(Records about charts and figures)
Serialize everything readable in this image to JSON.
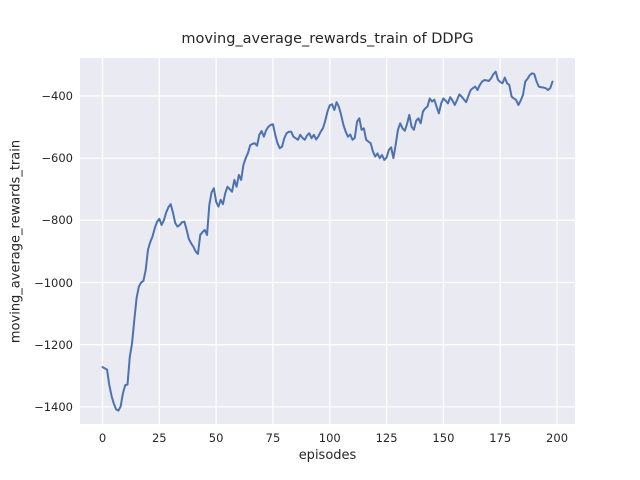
{
  "chart_data": {
    "type": "line",
    "title": "moving_average_rewards_train of DDPG",
    "xlabel": "episodes",
    "ylabel": "moving_average_rewards_train",
    "x_tick_values": [
      0,
      25,
      50,
      75,
      100,
      125,
      150,
      175,
      200
    ],
    "x_tick_labels": [
      "0",
      "25",
      "50",
      "75",
      "100",
      "125",
      "150",
      "175",
      "200"
    ],
    "y_tick_values": [
      -400,
      -600,
      -800,
      -1000,
      -1200,
      -1400
    ],
    "y_tick_labels": [
      "−400",
      "−600",
      "−800",
      "−1000",
      "−1200",
      "−1400"
    ],
    "xlim": [
      -9.9,
      207.9
    ],
    "ylim": [
      -1455,
      -278
    ],
    "grid": true,
    "legend": null,
    "line_color": "#4C72B0",
    "plot_bg_color": "#EAEAF2",
    "grid_color": "#FFFFFF",
    "text_color": "#262626",
    "x_start": 0,
    "x_interval": 1,
    "series": [
      {
        "name": "moving_average_rewards_train",
        "values": [
          -1272,
          -1276,
          -1280,
          -1330,
          -1365,
          -1390,
          -1408,
          -1412,
          -1398,
          -1356,
          -1330,
          -1328,
          -1240,
          -1195,
          -1120,
          -1050,
          -1013,
          -1000,
          -995,
          -960,
          -895,
          -870,
          -852,
          -825,
          -805,
          -795,
          -815,
          -800,
          -775,
          -758,
          -748,
          -775,
          -809,
          -820,
          -815,
          -806,
          -804,
          -830,
          -860,
          -874,
          -885,
          -900,
          -908,
          -847,
          -838,
          -831,
          -847,
          -750,
          -710,
          -697,
          -740,
          -756,
          -734,
          -748,
          -713,
          -692,
          -700,
          -708,
          -670,
          -692,
          -654,
          -670,
          -622,
          -600,
          -584,
          -558,
          -554,
          -552,
          -560,
          -525,
          -513,
          -531,
          -510,
          -499,
          -493,
          -491,
          -525,
          -552,
          -568,
          -563,
          -536,
          -520,
          -515,
          -515,
          -531,
          -536,
          -541,
          -525,
          -535,
          -541,
          -527,
          -520,
          -536,
          -525,
          -540,
          -530,
          -515,
          -504,
          -480,
          -450,
          -430,
          -427,
          -445,
          -420,
          -435,
          -461,
          -493,
          -515,
          -531,
          -524,
          -541,
          -535,
          -483,
          -472,
          -509,
          -504,
          -541,
          -547,
          -552,
          -579,
          -595,
          -585,
          -600,
          -590,
          -606,
          -598,
          -574,
          -565,
          -600,
          -557,
          -509,
          -488,
          -504,
          -512,
          -490,
          -461,
          -499,
          -509,
          -480,
          -472,
          -488,
          -450,
          -440,
          -434,
          -408,
          -418,
          -412,
          -435,
          -456,
          -424,
          -408,
          -415,
          -424,
          -404,
          -415,
          -429,
          -413,
          -395,
          -402,
          -411,
          -420,
          -400,
          -381,
          -375,
          -370,
          -381,
          -365,
          -354,
          -349,
          -350,
          -352,
          -343,
          -330,
          -322,
          -348,
          -355,
          -359,
          -341,
          -359,
          -365,
          -402,
          -408,
          -413,
          -429,
          -415,
          -397,
          -354,
          -345,
          -333,
          -327,
          -330,
          -354,
          -370,
          -372,
          -373,
          -375,
          -381,
          -375,
          -354
        ]
      }
    ]
  }
}
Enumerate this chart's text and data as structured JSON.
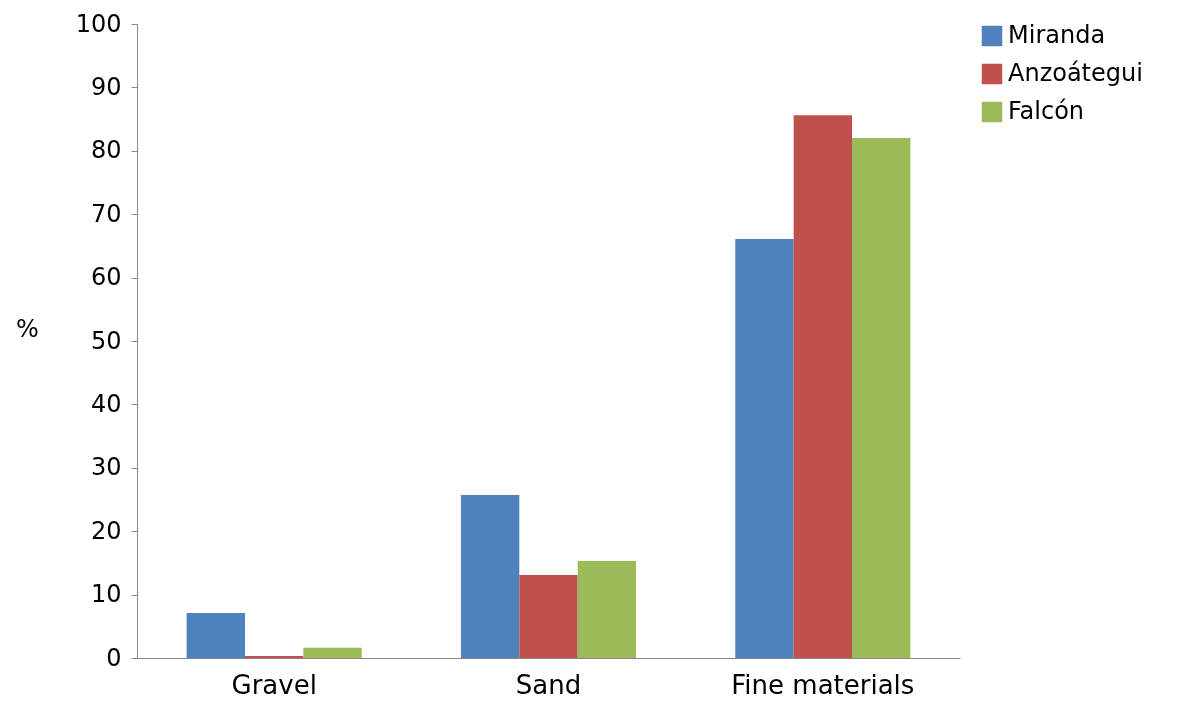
{
  "chart_data": {
    "type": "bar",
    "ylabel": "%",
    "categories": [
      "Gravel",
      "Sand",
      "Fine materials"
    ],
    "series": [
      {
        "name": "Miranda",
        "color": "#4f81bd",
        "values": [
          7.1,
          25.7,
          66.1
        ]
      },
      {
        "name": "Anzoátegui",
        "color": "#c0504d",
        "values": [
          0.3,
          13.1,
          85.6
        ]
      },
      {
        "name": "Falcón",
        "color": "#9bbb59",
        "values": [
          1.6,
          15.3,
          82.0
        ]
      }
    ],
    "ylim": [
      0,
      100
    ],
    "yticks": [
      0,
      10,
      20,
      30,
      40,
      50,
      60,
      70,
      80,
      90,
      100
    ],
    "grid": false,
    "legend": "right"
  }
}
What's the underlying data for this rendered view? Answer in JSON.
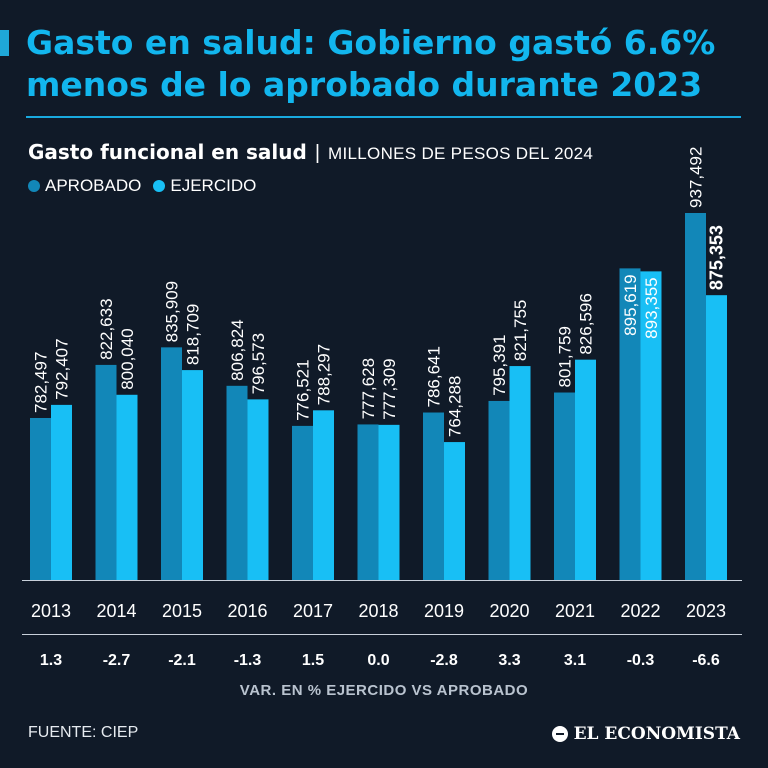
{
  "header": {
    "title": "Gasto en salud: Gobierno gastó 6.6% menos de lo aprobado durante 2023"
  },
  "subtitle": {
    "main": "Gasto funcional en salud",
    "separator": "|",
    "units": "MILLONES DE PESOS DEL 2024"
  },
  "legend": {
    "aprobado": "APROBADO",
    "ejercido": "EJERCIDO"
  },
  "colors": {
    "aprobado": "#1287b8",
    "ejercido": "#18bff5",
    "title": "#12b6ee",
    "background": "#101a28"
  },
  "chart_data": {
    "type": "bar",
    "title": "Gasto funcional en salud",
    "ylabel": "Millones de pesos del 2024",
    "categories": [
      "2013",
      "2014",
      "2015",
      "2016",
      "2017",
      "2018",
      "2019",
      "2020",
      "2021",
      "2022",
      "2023"
    ],
    "series": [
      {
        "name": "APROBADO",
        "values": [
          782497,
          822633,
          835909,
          806824,
          776521,
          777628,
          786641,
          795391,
          801759,
          895619,
          937492
        ],
        "labels": [
          "782,497",
          "822,633",
          "835,909",
          "806,824",
          "776,521",
          "777,628",
          "786,641",
          "795,391",
          "801,759",
          "895,619",
          "937,492"
        ]
      },
      {
        "name": "EJERCIDO",
        "values": [
          792407,
          800040,
          818709,
          796573,
          788297,
          777309,
          764288,
          821755,
          826596,
          893355,
          875353
        ],
        "labels": [
          "792,407",
          "800,040",
          "818,709",
          "796,573",
          "788,297",
          "777,309",
          "764,288",
          "821,755",
          "826,596",
          "893,355",
          "875,353"
        ]
      }
    ],
    "variation": [
      "1.3",
      "-2.7",
      "-2.1",
      "-1.3",
      "1.5",
      "0.0",
      "-2.8",
      "3.3",
      "3.1",
      "-0.3",
      "-6.6"
    ],
    "variation_caption": "VAR. EN %  EJERCIDO VS APROBADO",
    "ylim": [
      660000,
      937492
    ],
    "grid": false
  },
  "footer": {
    "source": "FUENTE: CIEP",
    "logo": "EL ECONOMISTA"
  }
}
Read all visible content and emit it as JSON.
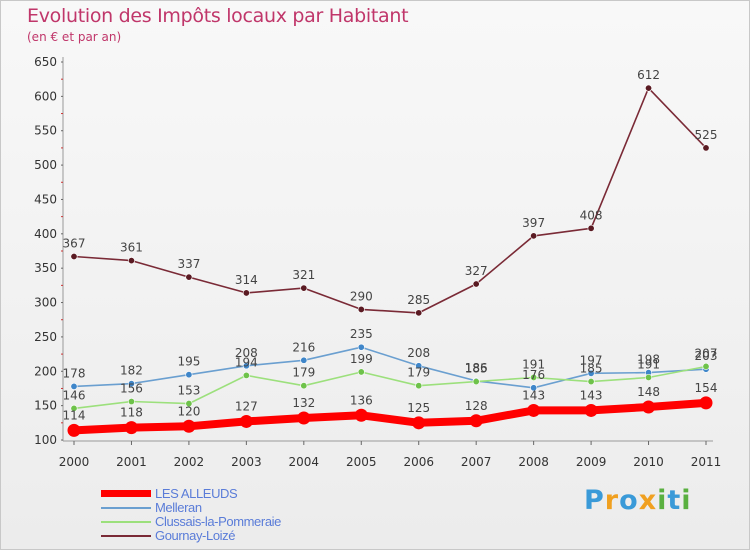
{
  "header": {
    "title": "Evolution des Impôts locaux par Habitant",
    "subtitle": "(en € et par an)"
  },
  "logo": {
    "text": "Proxiti"
  },
  "colors": {
    "LES ALLEUDS": "#ff0000",
    "Melleran": "#6a9fd0",
    "Clussais-la-Pommeraie": "#9ce07c",
    "Gournay-Loizé": "#7a2a36"
  },
  "chart_data": {
    "type": "line",
    "x": [
      "2000",
      "2001",
      "2002",
      "2003",
      "2004",
      "2005",
      "2006",
      "2007",
      "2008",
      "2009",
      "2010",
      "2011"
    ],
    "ylim": [
      100,
      650
    ],
    "yticks": [
      100,
      150,
      200,
      250,
      300,
      350,
      400,
      450,
      500,
      550,
      600,
      650
    ],
    "grid": false,
    "legend_position": "bottom-left",
    "series": [
      {
        "name": "LES ALLEUDS",
        "values": [
          114,
          118,
          120,
          127,
          132,
          136,
          125,
          128,
          143,
          143,
          148,
          154
        ]
      },
      {
        "name": "Melleran",
        "values": [
          178,
          182,
          195,
          208,
          216,
          235,
          208,
          186,
          176,
          197,
          198,
          203
        ]
      },
      {
        "name": "Clussais-la-Pommeraie",
        "values": [
          146,
          156,
          153,
          194,
          179,
          199,
          179,
          185,
          191,
          185,
          191,
          207
        ]
      },
      {
        "name": "Gournay-Loizé",
        "values": [
          367,
          361,
          337,
          314,
          321,
          290,
          285,
          327,
          397,
          408,
          612,
          525
        ]
      }
    ]
  }
}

▶ [BRIEF]: Look through the records and gather every line containing "name".

▶ [ANSWER FOR THE TASK]:
        "name": "moving_average_rewards_train",
        "name": "Miranda",
        "name": "Anzoátegui",
        "name": "Falcón",
        "name": "APROBADO",
        "name": "EJERCIDO",
        "name": "LES ALLEUDS",
        "name": "Melleran",
        "name": "Clussais-la-Pommeraie",
        "name": "Gournay-Loizé",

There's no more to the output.